# [LISTED RECORDS]
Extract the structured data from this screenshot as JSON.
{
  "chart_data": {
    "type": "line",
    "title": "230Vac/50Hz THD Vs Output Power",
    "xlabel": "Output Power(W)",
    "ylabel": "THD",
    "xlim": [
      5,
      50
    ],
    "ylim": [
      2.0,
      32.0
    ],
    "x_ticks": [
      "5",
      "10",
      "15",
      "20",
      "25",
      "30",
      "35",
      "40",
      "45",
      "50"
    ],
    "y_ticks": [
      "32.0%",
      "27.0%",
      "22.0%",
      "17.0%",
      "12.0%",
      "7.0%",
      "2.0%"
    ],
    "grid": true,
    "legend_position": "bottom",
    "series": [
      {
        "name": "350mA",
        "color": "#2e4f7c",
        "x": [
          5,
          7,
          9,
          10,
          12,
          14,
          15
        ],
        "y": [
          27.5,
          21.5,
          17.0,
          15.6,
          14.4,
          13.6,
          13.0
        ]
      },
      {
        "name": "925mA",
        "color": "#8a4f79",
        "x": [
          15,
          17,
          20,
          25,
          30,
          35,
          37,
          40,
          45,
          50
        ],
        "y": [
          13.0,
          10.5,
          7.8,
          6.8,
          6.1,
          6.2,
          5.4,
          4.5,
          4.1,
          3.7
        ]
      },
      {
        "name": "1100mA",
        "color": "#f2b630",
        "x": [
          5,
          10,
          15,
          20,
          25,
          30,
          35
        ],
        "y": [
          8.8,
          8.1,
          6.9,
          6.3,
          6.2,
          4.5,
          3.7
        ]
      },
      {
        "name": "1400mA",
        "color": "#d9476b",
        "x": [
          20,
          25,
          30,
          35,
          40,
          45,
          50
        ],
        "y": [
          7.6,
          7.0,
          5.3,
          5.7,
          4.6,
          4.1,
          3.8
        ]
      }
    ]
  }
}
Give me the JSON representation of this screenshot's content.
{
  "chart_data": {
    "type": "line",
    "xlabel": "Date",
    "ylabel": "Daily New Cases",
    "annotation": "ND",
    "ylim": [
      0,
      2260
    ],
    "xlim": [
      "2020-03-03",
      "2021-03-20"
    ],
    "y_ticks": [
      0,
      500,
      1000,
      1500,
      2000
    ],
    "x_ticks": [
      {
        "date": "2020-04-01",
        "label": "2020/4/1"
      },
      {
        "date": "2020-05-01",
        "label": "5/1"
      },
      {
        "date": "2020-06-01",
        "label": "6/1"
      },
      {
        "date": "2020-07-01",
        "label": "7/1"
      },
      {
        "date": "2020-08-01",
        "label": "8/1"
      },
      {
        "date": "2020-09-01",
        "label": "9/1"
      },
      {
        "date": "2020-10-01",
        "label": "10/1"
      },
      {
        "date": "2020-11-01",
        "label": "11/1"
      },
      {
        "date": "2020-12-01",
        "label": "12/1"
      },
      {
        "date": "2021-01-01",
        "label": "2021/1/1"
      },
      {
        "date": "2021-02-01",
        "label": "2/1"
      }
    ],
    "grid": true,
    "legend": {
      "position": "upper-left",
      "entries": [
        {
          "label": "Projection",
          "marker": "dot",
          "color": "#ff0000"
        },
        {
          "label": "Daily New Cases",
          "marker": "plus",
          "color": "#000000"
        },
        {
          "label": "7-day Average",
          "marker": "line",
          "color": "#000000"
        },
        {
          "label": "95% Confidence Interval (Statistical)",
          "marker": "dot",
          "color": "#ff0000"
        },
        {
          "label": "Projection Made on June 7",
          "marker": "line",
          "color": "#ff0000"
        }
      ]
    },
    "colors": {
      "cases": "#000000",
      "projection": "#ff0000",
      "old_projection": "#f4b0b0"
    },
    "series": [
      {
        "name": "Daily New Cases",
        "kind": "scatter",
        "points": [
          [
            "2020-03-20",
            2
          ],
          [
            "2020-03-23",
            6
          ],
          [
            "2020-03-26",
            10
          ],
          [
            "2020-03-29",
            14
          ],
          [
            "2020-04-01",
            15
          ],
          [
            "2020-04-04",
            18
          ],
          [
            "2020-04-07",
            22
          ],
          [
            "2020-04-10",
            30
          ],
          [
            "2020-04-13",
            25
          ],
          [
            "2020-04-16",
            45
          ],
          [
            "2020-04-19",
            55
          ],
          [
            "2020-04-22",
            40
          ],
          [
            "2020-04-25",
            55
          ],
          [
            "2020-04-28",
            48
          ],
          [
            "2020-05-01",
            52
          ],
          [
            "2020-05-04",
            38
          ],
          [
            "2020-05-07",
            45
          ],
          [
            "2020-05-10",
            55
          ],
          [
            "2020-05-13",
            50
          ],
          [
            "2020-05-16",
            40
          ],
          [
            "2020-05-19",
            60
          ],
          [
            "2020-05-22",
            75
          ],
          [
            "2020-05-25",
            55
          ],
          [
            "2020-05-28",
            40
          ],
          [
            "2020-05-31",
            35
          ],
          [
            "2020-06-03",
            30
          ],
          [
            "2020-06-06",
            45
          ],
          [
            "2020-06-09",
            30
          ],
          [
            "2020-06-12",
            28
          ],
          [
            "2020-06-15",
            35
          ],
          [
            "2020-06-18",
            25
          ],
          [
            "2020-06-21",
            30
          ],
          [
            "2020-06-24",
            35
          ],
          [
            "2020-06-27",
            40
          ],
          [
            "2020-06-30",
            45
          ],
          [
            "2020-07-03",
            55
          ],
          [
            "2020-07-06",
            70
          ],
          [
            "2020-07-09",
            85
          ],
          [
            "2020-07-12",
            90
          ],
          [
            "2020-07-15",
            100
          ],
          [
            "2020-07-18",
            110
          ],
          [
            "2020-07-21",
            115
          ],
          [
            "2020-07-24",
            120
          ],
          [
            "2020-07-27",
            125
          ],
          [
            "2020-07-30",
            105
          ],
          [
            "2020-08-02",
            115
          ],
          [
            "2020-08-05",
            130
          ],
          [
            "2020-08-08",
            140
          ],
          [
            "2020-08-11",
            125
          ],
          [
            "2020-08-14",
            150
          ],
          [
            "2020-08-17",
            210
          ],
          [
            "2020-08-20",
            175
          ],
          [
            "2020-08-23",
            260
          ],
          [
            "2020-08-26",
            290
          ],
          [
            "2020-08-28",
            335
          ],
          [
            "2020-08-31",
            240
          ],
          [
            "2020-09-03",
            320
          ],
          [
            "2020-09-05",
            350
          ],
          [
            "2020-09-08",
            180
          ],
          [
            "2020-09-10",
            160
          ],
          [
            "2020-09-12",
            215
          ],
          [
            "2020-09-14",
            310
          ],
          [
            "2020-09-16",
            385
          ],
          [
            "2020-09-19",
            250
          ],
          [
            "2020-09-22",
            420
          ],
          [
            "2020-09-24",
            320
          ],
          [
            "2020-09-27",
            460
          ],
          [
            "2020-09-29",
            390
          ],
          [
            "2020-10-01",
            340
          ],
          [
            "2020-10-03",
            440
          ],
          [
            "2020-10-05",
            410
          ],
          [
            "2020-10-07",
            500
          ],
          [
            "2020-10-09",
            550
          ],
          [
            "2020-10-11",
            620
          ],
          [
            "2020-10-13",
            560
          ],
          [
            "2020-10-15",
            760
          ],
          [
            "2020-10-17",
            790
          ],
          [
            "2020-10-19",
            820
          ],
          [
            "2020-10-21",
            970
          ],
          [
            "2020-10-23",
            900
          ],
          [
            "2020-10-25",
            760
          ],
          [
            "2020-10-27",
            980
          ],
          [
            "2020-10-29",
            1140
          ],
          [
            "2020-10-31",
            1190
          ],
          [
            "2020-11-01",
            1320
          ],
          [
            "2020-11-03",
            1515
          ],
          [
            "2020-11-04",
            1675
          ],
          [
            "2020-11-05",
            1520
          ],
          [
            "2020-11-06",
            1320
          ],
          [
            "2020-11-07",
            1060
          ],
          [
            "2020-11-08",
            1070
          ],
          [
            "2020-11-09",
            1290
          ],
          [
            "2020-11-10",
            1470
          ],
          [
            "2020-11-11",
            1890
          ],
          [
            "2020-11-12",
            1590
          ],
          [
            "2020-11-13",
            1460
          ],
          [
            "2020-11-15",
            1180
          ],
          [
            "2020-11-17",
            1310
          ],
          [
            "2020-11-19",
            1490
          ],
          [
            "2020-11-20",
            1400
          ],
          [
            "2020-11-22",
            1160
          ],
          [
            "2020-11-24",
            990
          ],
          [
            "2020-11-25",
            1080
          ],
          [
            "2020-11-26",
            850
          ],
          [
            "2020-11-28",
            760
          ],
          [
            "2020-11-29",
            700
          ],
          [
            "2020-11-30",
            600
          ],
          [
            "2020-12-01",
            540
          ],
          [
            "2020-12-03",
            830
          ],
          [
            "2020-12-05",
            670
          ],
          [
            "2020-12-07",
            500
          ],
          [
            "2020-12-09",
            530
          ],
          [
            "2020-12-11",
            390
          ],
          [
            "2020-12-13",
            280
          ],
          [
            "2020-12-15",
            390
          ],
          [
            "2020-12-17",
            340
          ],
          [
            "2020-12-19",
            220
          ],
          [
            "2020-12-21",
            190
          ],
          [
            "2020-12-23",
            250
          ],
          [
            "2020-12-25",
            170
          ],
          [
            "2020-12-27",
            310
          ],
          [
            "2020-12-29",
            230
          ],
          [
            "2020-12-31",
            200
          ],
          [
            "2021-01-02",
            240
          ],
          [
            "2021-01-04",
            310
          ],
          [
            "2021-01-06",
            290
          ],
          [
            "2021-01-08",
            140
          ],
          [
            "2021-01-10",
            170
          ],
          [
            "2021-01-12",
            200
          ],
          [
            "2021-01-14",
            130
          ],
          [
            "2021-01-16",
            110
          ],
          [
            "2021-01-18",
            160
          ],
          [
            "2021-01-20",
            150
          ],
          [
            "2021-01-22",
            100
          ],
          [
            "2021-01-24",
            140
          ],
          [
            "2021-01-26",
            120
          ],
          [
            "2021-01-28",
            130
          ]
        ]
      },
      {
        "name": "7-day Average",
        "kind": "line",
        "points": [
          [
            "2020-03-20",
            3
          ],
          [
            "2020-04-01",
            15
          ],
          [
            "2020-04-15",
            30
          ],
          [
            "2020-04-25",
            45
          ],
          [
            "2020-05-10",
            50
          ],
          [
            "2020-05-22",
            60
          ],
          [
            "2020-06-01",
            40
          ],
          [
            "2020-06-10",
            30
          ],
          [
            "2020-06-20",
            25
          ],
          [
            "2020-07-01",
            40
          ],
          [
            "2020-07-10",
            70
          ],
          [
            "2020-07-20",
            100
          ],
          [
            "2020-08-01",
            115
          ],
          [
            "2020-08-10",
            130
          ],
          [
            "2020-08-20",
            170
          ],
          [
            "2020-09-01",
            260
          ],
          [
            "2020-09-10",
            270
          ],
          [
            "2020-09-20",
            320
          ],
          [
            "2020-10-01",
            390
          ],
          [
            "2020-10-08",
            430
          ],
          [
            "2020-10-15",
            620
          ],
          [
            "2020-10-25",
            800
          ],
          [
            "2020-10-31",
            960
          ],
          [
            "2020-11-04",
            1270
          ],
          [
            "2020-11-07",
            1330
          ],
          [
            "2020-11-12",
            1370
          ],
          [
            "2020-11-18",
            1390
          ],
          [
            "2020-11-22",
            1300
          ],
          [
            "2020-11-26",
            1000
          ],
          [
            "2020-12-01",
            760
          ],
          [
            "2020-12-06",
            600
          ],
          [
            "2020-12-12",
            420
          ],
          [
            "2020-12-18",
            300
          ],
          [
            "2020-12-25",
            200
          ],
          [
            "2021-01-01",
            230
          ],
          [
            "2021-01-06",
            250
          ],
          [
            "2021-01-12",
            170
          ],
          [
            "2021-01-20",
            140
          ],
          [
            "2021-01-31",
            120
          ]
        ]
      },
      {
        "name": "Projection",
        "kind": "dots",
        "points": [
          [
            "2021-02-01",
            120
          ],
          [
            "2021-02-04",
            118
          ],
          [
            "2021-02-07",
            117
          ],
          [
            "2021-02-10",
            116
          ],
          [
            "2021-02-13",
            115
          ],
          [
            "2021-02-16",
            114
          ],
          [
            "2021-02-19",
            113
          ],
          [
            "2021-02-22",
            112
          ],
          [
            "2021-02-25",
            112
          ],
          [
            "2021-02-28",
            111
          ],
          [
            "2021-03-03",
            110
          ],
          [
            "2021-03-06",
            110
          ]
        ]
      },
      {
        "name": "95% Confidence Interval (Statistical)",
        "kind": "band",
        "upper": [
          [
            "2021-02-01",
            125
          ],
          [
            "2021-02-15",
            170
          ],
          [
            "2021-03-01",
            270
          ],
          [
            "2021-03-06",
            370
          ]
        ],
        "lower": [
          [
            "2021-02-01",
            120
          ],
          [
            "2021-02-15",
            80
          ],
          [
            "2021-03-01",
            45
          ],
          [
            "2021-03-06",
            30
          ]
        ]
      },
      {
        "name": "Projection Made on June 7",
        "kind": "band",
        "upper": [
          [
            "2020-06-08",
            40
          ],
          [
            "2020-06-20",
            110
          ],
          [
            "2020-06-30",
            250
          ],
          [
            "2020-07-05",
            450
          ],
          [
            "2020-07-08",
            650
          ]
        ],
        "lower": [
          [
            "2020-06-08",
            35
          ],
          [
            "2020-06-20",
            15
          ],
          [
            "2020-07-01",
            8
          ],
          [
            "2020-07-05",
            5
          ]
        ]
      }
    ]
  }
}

# [TASK DETAILS]
Gather from the records above every line containing the string "Statistical".

# [CORRECT ANSWER]
          "label": "95% Confidence Interval (Statistical)",
        "name": "95% Confidence Interval (Statistical)",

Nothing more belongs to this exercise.